[TASK GOAL]:
In the entries that follow, find the word "copia" and report each line it is on.

Stored data:
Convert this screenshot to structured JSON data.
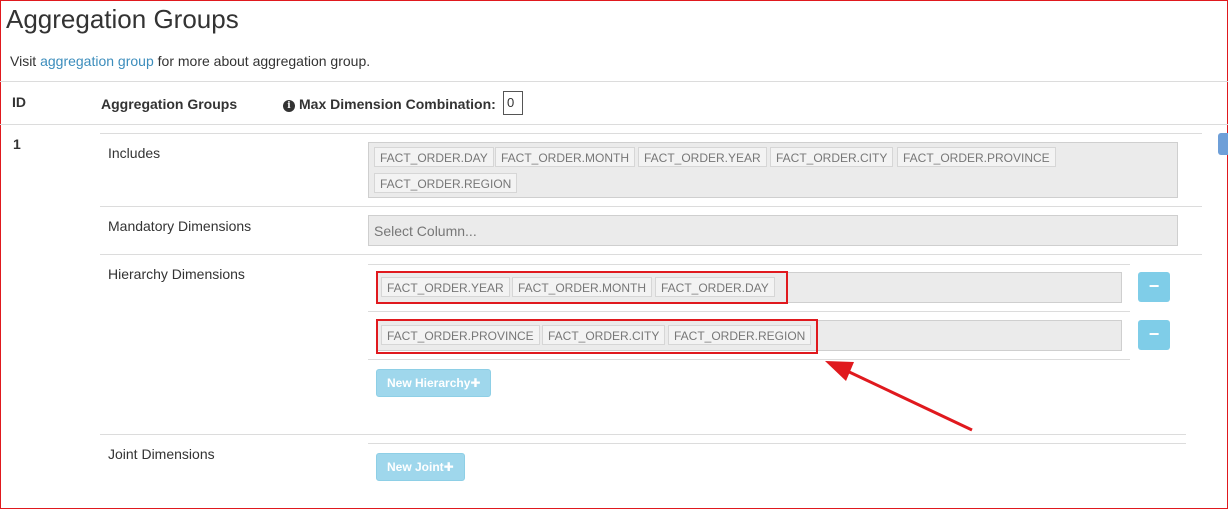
{
  "page": {
    "title": "Aggregation Groups",
    "visit_prefix": "Visit ",
    "visit_link": "aggregation group",
    "visit_suffix": " for more about aggregation group."
  },
  "table_header": {
    "id": "ID",
    "groups": "Aggregation Groups",
    "info_icon": "i",
    "max_dim_label": "Max Dimension Combination:",
    "max_dim_value": "0"
  },
  "group": {
    "id": "1",
    "includes_label": "Includes",
    "includes": [
      "FACT_ORDER.DAY",
      "FACT_ORDER.MONTH",
      "FACT_ORDER.YEAR",
      "FACT_ORDER.CITY",
      "FACT_ORDER.PROVINCE",
      "FACT_ORDER.REGION"
    ],
    "mandatory_label": "Mandatory Dimensions",
    "mandatory_placeholder": "Select Column...",
    "hierarchy_label": "Hierarchy Dimensions",
    "hierarchies": [
      [
        "FACT_ORDER.YEAR",
        "FACT_ORDER.MONTH",
        "FACT_ORDER.DAY"
      ],
      [
        "FACT_ORDER.PROVINCE",
        "FACT_ORDER.CITY",
        "FACT_ORDER.REGION"
      ]
    ],
    "remove_symbol": "−",
    "new_hierarchy_label": "New Hierarchy✚",
    "joint_label": "Joint Dimensions",
    "new_joint_label": "New Joint✚"
  },
  "colors": {
    "annotation": "#e0191e",
    "button": "#7fcde8",
    "link": "#3c8dbc"
  }
}
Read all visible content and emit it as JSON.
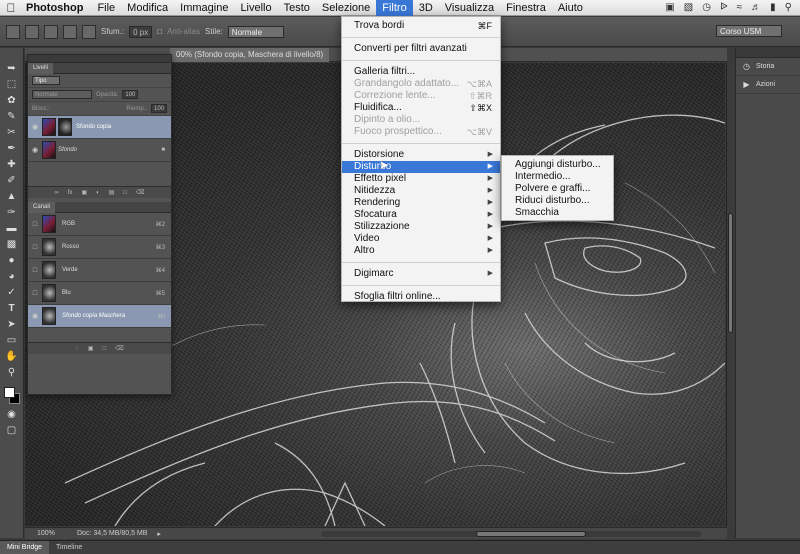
{
  "menubar": {
    "app_name": "Photoshop",
    "items": [
      "File",
      "Modifica",
      "Immagine",
      "Livello",
      "Testo",
      "Selezione",
      "Filtro",
      "3D",
      "Visualizza",
      "Finestra",
      "Aiuto"
    ],
    "active_item": "Filtro"
  },
  "options": {
    "feather_label": "Sfum.:",
    "feather_value": "0 px",
    "antialias_label": "Anti-alias",
    "style_label": "Stile:",
    "style_value": "Normale",
    "workspace": "Corso USM"
  },
  "document": {
    "tab_title": "00% (Sfondo copia, Maschera di livello/8)"
  },
  "status": {
    "zoom": "100%",
    "doc_size": "Doc: 34,5 MB/80,5 MB"
  },
  "bottom_tabs": [
    "Mini Bridge",
    "Timeline"
  ],
  "right_dock": {
    "items": [
      {
        "label": "Storia",
        "icon": "history-icon"
      },
      {
        "label": "Azioni",
        "icon": "play-icon"
      }
    ]
  },
  "layers_panel": {
    "tab": "Livelli",
    "filter_label": "Tipo",
    "blend_mode": "Normale",
    "opacity_label": "Opacità:",
    "opacity_value": "100",
    "lock_label": "Blocc.:",
    "fill_label": "Riemp.:",
    "fill_value": "100",
    "layers": [
      {
        "name": "Sfondo copia",
        "selected": true
      },
      {
        "name": "Sfondo",
        "selected": false
      }
    ]
  },
  "channels_panel": {
    "tab": "Canali",
    "channels": [
      {
        "name": "RGB",
        "shortcut": "⌘2",
        "selected": false
      },
      {
        "name": "Rosso",
        "shortcut": "⌘3",
        "selected": false
      },
      {
        "name": "Verde",
        "shortcut": "⌘4",
        "selected": false
      },
      {
        "name": "Blu",
        "shortcut": "⌘5",
        "selected": false
      },
      {
        "name": "Sfondo copia Maschera",
        "shortcut": "⌘\\",
        "selected": true
      }
    ]
  },
  "filter_menu": {
    "groups": [
      [
        {
          "label": "Trova bordi",
          "shortcut": "⌘F"
        }
      ],
      [
        {
          "label": "Converti per filtri avanzati"
        }
      ],
      [
        {
          "label": "Galleria filtri..."
        },
        {
          "label": "Grandangolo adattato...",
          "shortcut": "⌥⌘A",
          "disabled": true
        },
        {
          "label": "Correzione lente...",
          "shortcut": "⇧⌘R",
          "disabled": true
        },
        {
          "label": "Fluidifica...",
          "shortcut": "⇧⌘X"
        },
        {
          "label": "Dipinto a olio...",
          "disabled": true
        },
        {
          "label": "Fuoco prospettico...",
          "shortcut": "⌥⌘V",
          "disabled": true
        }
      ],
      [
        {
          "label": "Distorsione",
          "submenu": true
        },
        {
          "label": "Disturbo",
          "submenu": true,
          "highlighted": true
        },
        {
          "label": "Effetto pixel",
          "submenu": true
        },
        {
          "label": "Nitidezza",
          "submenu": true
        },
        {
          "label": "Rendering",
          "submenu": true
        },
        {
          "label": "Sfocatura",
          "submenu": true
        },
        {
          "label": "Stilizzazione",
          "submenu": true
        },
        {
          "label": "Video",
          "submenu": true
        },
        {
          "label": "Altro",
          "submenu": true
        }
      ],
      [
        {
          "label": "Digimarc",
          "submenu": true
        }
      ],
      [
        {
          "label": "Sfoglia filtri online..."
        }
      ]
    ]
  },
  "noise_submenu": {
    "items": [
      "Aggiungi disturbo...",
      "Intermedio...",
      "Polvere e graffi...",
      "Riduci disturbo...",
      "Smacchia"
    ]
  }
}
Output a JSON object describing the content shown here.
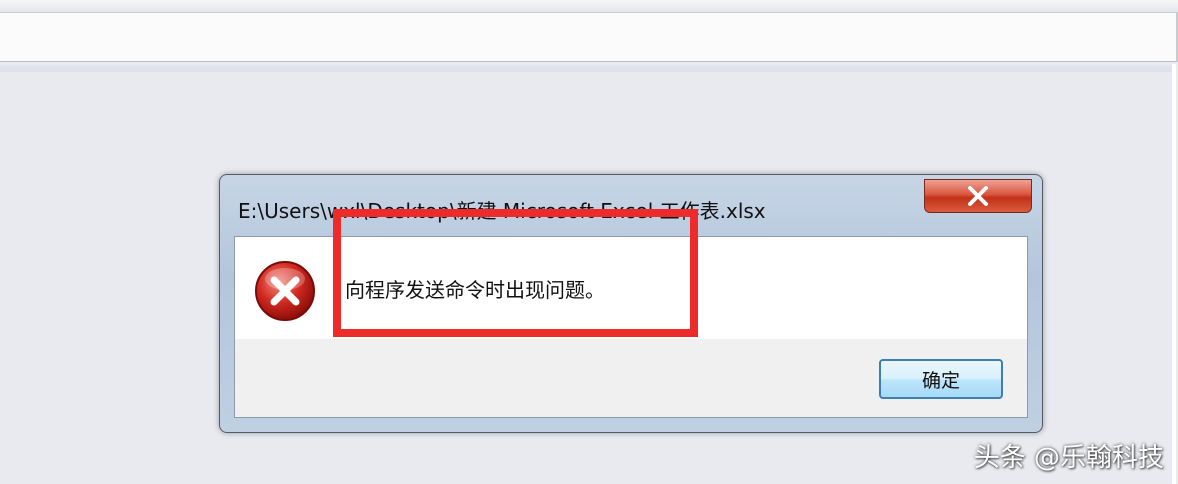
{
  "dialog": {
    "title": "E:\\Users\\wxl\\Desktop\\新建 Microsoft Excel 工作表.xlsx",
    "message": "向程序发送命令时出现问题。",
    "ok_label": "确定",
    "close_symbol": "X",
    "icon": "error-icon"
  },
  "annotation": {
    "highlight_color": "#ee2b2b"
  },
  "watermark": {
    "text": "头条 @乐翰科技"
  }
}
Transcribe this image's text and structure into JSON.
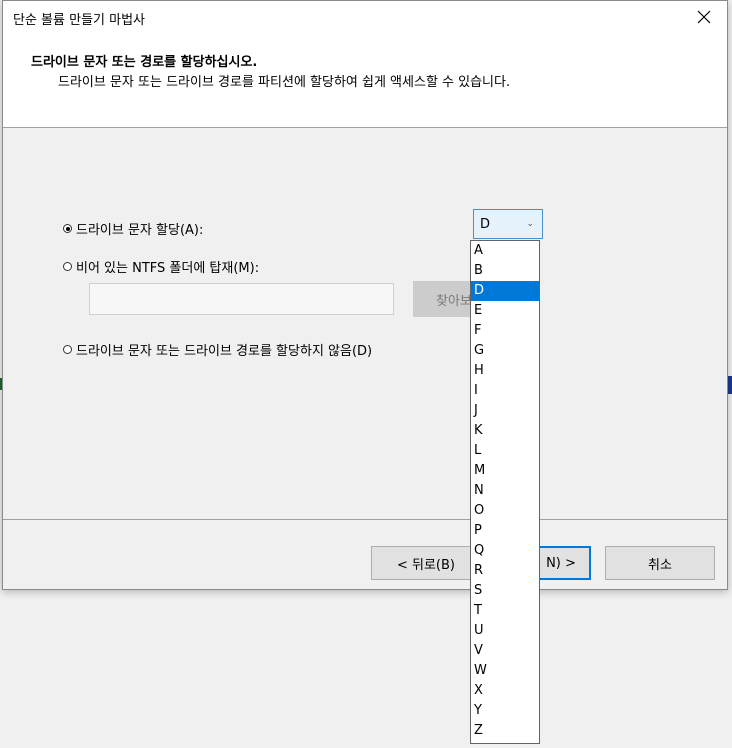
{
  "window": {
    "title": "단순 볼륨 만들기 마법사"
  },
  "header": {
    "title": "드라이브 문자 또는 경로를 할당하십시오.",
    "subtitle": "드라이브 문자 또는 드라이브 경로를 파티션에 할당하여 쉽게 액세스할 수 있습니다."
  },
  "options": {
    "assign_letter": "드라이브 문자 할당(A):",
    "mount_folder": "비어 있는 NTFS 폴더에 탑재(M):",
    "no_assign": "드라이브 문자 또는 드라이브 경로를 할당하지 않음(D)",
    "selected": "assign_letter"
  },
  "combo": {
    "value": "D"
  },
  "folder": {
    "path_value": "",
    "browse_label": "찾아보"
  },
  "dropdown": {
    "items": [
      "A",
      "B",
      "D",
      "E",
      "F",
      "G",
      "H",
      "I",
      "J",
      "K",
      "L",
      "M",
      "N",
      "O",
      "P",
      "Q",
      "R",
      "S",
      "T",
      "U",
      "V",
      "W",
      "X",
      "Y",
      "Z"
    ],
    "selected": "D"
  },
  "buttons": {
    "back": "< 뒤로(B)",
    "next": "N) >",
    "cancel": "취소"
  },
  "colors": {
    "accent": "#0078d7",
    "combo_border": "#4a8fd0"
  }
}
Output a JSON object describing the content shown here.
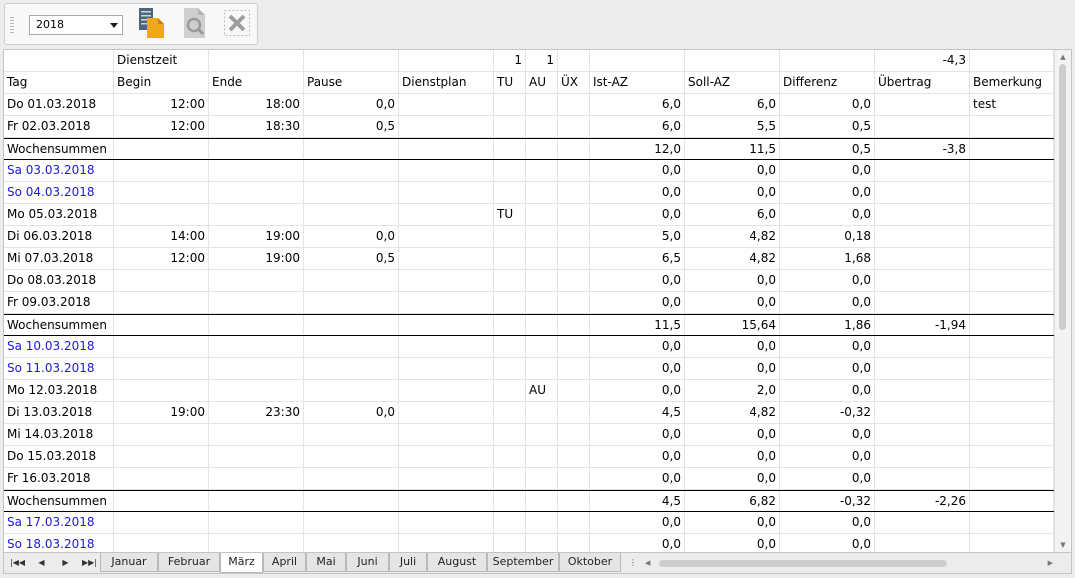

[SOLUTION TO THIS EXERCISE]:
    "tab_title": "00% (Sfondo copia, Maschera di livello/8)"
        "name": "Sfondo copia",
        "name": "Sfondo copia Maschera",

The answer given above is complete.